• **JOB**
Repeat each line exactly as it is written.

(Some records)
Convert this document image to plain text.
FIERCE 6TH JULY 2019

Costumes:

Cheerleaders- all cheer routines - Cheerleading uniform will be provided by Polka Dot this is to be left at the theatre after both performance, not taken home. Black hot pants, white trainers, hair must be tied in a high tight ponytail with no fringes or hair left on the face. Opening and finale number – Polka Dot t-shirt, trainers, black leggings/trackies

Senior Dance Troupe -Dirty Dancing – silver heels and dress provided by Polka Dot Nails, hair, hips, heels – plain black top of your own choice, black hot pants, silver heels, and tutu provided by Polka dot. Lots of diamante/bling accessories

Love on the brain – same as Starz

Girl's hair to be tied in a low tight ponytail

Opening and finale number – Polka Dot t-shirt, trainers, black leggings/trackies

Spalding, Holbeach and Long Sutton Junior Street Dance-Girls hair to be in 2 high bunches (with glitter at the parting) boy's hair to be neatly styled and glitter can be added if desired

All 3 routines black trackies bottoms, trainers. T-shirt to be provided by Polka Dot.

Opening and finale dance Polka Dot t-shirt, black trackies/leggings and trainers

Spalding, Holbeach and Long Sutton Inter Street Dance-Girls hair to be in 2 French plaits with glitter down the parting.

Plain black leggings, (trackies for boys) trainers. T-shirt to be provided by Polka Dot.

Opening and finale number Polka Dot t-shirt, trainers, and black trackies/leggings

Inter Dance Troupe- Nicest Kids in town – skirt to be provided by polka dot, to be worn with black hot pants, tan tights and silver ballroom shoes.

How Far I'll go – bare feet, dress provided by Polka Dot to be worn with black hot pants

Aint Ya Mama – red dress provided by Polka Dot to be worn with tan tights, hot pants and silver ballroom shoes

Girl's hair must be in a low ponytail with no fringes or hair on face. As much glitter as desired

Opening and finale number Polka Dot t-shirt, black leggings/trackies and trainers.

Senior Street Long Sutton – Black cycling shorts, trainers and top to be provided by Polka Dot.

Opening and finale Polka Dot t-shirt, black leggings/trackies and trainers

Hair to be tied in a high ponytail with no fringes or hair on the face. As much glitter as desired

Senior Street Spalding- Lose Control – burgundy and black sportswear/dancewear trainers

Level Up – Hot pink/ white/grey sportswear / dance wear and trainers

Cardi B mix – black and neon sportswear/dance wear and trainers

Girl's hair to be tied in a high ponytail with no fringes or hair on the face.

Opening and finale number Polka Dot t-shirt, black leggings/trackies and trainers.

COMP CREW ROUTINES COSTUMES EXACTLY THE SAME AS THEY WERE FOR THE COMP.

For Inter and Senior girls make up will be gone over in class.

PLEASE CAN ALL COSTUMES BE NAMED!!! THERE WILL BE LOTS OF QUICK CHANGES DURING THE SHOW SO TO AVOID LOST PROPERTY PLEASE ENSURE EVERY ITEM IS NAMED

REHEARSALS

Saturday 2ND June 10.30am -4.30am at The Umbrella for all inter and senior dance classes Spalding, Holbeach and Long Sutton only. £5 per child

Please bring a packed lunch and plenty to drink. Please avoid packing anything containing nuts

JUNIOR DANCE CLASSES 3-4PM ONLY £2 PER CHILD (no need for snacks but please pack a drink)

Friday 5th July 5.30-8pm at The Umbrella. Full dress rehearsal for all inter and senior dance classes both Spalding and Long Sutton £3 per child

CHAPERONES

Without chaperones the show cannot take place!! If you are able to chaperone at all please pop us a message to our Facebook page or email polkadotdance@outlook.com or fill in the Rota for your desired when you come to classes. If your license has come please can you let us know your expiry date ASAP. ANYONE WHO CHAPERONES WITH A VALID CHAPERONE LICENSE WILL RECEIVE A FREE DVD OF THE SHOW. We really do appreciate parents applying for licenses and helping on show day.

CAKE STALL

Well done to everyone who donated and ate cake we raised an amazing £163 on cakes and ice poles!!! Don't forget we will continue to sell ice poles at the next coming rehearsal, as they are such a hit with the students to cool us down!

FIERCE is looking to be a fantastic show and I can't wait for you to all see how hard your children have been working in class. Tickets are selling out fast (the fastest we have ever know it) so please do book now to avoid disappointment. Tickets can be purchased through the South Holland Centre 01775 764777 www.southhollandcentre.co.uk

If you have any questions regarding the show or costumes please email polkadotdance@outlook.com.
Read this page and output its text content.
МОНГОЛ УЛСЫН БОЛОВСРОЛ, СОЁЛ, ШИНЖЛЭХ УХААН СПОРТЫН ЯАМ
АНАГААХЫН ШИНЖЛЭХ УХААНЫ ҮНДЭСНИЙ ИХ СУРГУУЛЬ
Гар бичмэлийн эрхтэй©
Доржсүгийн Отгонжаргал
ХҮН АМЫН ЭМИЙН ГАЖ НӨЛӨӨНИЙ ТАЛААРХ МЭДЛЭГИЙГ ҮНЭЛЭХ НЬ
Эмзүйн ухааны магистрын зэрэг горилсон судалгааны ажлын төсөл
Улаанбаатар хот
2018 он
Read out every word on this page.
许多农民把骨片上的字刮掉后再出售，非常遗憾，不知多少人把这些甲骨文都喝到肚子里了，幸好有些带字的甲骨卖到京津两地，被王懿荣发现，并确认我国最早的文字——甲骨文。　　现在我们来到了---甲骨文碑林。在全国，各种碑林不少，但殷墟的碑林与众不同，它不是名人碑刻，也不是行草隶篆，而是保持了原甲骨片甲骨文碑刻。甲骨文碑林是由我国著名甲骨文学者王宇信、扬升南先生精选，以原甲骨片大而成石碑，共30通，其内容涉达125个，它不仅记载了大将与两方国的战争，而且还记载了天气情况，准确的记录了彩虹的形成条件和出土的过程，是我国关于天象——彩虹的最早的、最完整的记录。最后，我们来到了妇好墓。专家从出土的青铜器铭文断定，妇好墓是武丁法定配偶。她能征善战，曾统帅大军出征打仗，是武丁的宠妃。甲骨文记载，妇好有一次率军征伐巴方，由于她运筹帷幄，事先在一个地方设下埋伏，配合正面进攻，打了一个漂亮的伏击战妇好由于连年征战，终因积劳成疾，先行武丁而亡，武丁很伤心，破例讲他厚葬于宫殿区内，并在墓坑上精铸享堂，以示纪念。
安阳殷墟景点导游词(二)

• **CORRECT RESULT**
Convert this document image to plain text.
FIERCE 6TH JULY 2019

Costumes:

Cheerleaders- all cheer routines - Cheerleading uniform will be provided by Polka Dot this is to be left at the theatre after both performance, not taken home. Black hot pants, white trainers, hair must be tied in a high tight ponytail with no fringes or hair left on the face. Opening and finale number – Polka Dot t-shirt, trainers, black leggings/trackies

Senior Dance Troupe -Dirty Dancing – silver heels and dress provided by Polka Dot Nails, hair, hips, heels – plain black top of your own choice, black hot pants, silver heels, and tutu provided by Polka dot. Lots of diamante/bling accessories

Love on the brain – same as Starz

Girl's hair to be tied in a low tight ponytail

Opening and finale number – Polka Dot t-shirt, trainers, black leggings/trackies

Spalding, Holbeach and Long Sutton Junior Street Dance-Girls hair to be in 2 high bunches (with glitter at the parting) boy's hair to be neatly styled and glitter can be added if desired

All 3 routines black trackies bottoms, trainers. T-shirt to be provided by Polka Dot.

Opening and finale dance Polka Dot t-shirt, black trackies/leggings and trainers

Spalding, Holbeach and Long Sutton Inter Street Dance-Girls hair to be in 2 French plaits with glitter down the parting.

Plain black leggings, (trackies for boys) trainers. T-shirt to be provided by Polka Dot.

Opening and finale number Polka Dot t-shirt, trainers, and black trackies/leggings

Inter Dance Troupe- Nicest Kids in town – skirt to be provided by polka dot, to be worn with black hot pants, tan tights and silver ballroom shoes.

How Far I'll go – bare feet, dress provided by Polka Dot to be worn with black hot pants

Aint Ya Mama – red dress provided by Polka Dot to be worn with tan tights, hot pants and silver ballroom shoes

Girl's hair must be in a low ponytail with no fringes or hair on face. As much glitter as desired

Opening and finale number Polka Dot t-shirt, black leggings/trackies and trainers.

Senior Street Long Sutton – Black cycling shorts, trainers and top to be provided by Polka Dot.

Opening and finale Polka Dot t-shirt, black leggings/trackies and trainers

Hair to be tied in a high ponytail with no fringes or hair on the face. As much glitter as desired

Senior Street Spalding- Lose Control – burgundy and black sportswear/dancewear trainers

Level Up – Hot pink/ white/grey sportswear / dance wear and trainers

Cardi B mix – black and neon sportswear/dance wear and trainers

Girl's hair to be tied in a high ponytail with no fringes or hair on the face.

Opening and finale number Polka Dot t-shirt, black leggings/trackies and trainers.

COMP CREW ROUTINES COSTUMES EXACTLY THE SAME AS THEY WERE FOR THE COMP.

For Inter and Senior girls make up will be gone over in class.

PLEASE CAN ALL COSTUMES BE NAMED!!! THERE WILL BE LOTS OF QUICK CHANGES DURING THE SHOW SO TO AVOID LOST PROPERTY PLEASE ENSURE EVERY ITEM IS NAMED

REHEARSALS

Saturday 2ND June 10.30am -4.30am at The Umbrella for all inter and senior dance classes Spalding, Holbeach and Long Sutton only. £5 per child

Please bring a packed lunch and plenty to drink. Please avoid packing anything containing nuts

JUNIOR DANCE CLASSES 3-4PM ONLY £2 PER CHILD (no need for snacks but please pack a drink)

Friday 5th July 5.30-8pm at The Umbrella. Full dress rehearsal for all inter and senior dance classes both Spalding and Long Sutton £3 per child

CHAPERONES

Without chaperones the show cannot take place!! If you are able to chaperone at all please pop us a message to our Facebook page or email polkadotdance@outlook.com or fill in the Rota for your desired when you come to classes. If your license has come please can you let us know your expiry date ASAP. ANYONE WHO CHAPERONES WITH A VALID CHAPERONE LICENSE WILL RECEIVE A FREE DVD OF THE SHOW. We really do appreciate parents applying for licenses and helping on show day.

CAKE STALL

Well done to everyone who donated and ate cake we raised an amazing £163 on cakes and ice poles!!! Don't forget we will continue to sell ice poles at the next coming rehearsal, as they are such a hit with the students to cool us down!

FIERCE is looking to be a fantastic show and I can't wait for you to all see how hard your children have been working in class. Tickets are selling out fast (the fastest we have ever know it) so please do book now to avoid disappointment. Tickets can be purchased through the South Holland Centre 01775 764777 www.southhollandcentre.co.uk

If you have any questions regarding the show or costumes please email polkadotdance@outlook.com.
Read this page and output its text content.
МОНГОЛ УЛСЫН БОЛОВСРОЛ, СОЁЛ, ШИНЖЛЭХ УХААН СПОРТЫН ЯАМ
АНАГААХЫН ШИНЖЛЭХ УХААНЫ ҮНДЭСНИЙ ИХ СУРГУУЛЬ
Гар бичмэлийн эрхтэй©
Доржсүгийн Отгонжаргал
ХҮН АМЫН ЭМИЙН ГАЖ НӨЛӨӨНИЙ ТАЛААРХ МЭДЛЭГИЙГ ҮНЭЛЭХ НЬ
Эмзүйн ухааны магистрын зэрэг горилсон судалгааны ажлын төсөл
Улаанбаатар хот
2018 он
Read out every word on this page.
许多农民把骨片上的字刮掉后再出售，非常遗憾，不知多少人把这些甲骨文都喝到肚子里了，幸好有些带字的甲骨卖到京津两地，被王懿荣发现，并确认我国最早的文字——甲骨文。　　现在我们来到了---甲骨文碑林。在全国，各种碑林不少，但殷墟的碑林与众不同，它不是名人碑刻，也不是行草隶篆，而是保持了原甲骨片甲骨文碑刻。甲骨文碑林是由我国著名甲骨文学者王宇信、扬升南先生精选，以原甲骨片大而成石碑，共30通，其内容涉达125个，它不仅记载了大将与两方国的战争，而且还记载了天气情况，准确的记录了彩虹的形成条件和出土的过程，是我国关于天象——彩虹的最早的、最完整的记录。最后，我们来到了妇好墓。专家从出土的青铜器铭文断定，妇好墓是武丁法定配偶。她能征善战，曾统帅大军出征打仗，是武丁的宠妃。甲骨文记载，妇好有一次率军征伐巴方，由于她运筹帷幄，事先在一个地方设下埋伏，配合正面进攻，打了一个漂亮的伏击战妇好由于连年征战，终因积劳成疾，先行武丁而亡，武丁很伤心，破例讲他厚葬于宫殿区内，并在墓坑上精铸享堂，以示纪念。
安阳殷墟景点导游词(二)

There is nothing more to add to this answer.